*Exercise:* Will you print the material below without altering a single character?

Items listed in a dataset

[start]

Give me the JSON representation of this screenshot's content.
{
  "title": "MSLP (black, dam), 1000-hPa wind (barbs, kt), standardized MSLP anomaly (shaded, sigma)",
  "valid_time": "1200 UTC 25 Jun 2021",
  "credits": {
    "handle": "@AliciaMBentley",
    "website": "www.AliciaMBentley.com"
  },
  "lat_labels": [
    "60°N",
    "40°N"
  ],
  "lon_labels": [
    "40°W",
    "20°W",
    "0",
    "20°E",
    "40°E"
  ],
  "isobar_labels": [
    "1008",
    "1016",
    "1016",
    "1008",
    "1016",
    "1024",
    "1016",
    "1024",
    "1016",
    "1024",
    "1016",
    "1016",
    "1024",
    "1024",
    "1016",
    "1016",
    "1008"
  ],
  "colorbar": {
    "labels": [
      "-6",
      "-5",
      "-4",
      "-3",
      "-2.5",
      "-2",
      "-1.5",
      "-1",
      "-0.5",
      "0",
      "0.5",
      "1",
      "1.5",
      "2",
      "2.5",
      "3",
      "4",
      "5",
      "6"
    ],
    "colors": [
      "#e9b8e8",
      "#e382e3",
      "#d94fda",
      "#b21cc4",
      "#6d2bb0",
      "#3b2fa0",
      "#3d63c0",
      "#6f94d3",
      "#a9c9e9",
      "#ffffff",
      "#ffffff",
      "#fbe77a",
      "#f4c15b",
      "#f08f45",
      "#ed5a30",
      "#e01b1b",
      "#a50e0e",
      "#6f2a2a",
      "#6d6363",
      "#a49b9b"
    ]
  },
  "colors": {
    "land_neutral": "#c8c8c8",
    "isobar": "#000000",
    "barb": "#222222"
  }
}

[end]

*Finished answer:*
Give me the JSON representation of this screenshot's content.
{
  "title": "MSLP (black, dam), 1000-hPa wind (barbs, kt), standardized MSLP anomaly (shaded, sigma)",
  "valid_time": "1200 UTC 25 Jun 2021",
  "credits": {
    "handle": "@AliciaMBentley",
    "website": "www.AliciaMBentley.com"
  },
  "lat_labels": [
    "60°N",
    "40°N"
  ],
  "lon_labels": [
    "40°W",
    "20°W",
    "0",
    "20°E",
    "40°E"
  ],
  "isobar_labels": [
    "1008",
    "1016",
    "1016",
    "1008",
    "1016",
    "1024",
    "1016",
    "1024",
    "1016",
    "1024",
    "1016",
    "1016",
    "1024",
    "1024",
    "1016",
    "1016",
    "1008"
  ],
  "colorbar": {
    "labels": [
      "-6",
      "-5",
      "-4",
      "-3",
      "-2.5",
      "-2",
      "-1.5",
      "-1",
      "-0.5",
      "0",
      "0.5",
      "1",
      "1.5",
      "2",
      "2.5",
      "3",
      "4",
      "5",
      "6"
    ],
    "colors": [
      "#e9b8e8",
      "#e382e3",
      "#d94fda",
      "#b21cc4",
      "#6d2bb0",
      "#3b2fa0",
      "#3d63c0",
      "#6f94d3",
      "#a9c9e9",
      "#ffffff",
      "#ffffff",
      "#fbe77a",
      "#f4c15b",
      "#f08f45",
      "#ed5a30",
      "#e01b1b",
      "#a50e0e",
      "#6f2a2a",
      "#6d6363",
      "#a49b9b"
    ]
  },
  "colors": {
    "land_neutral": "#c8c8c8",
    "isobar": "#000000",
    "barb": "#222222"
  }
}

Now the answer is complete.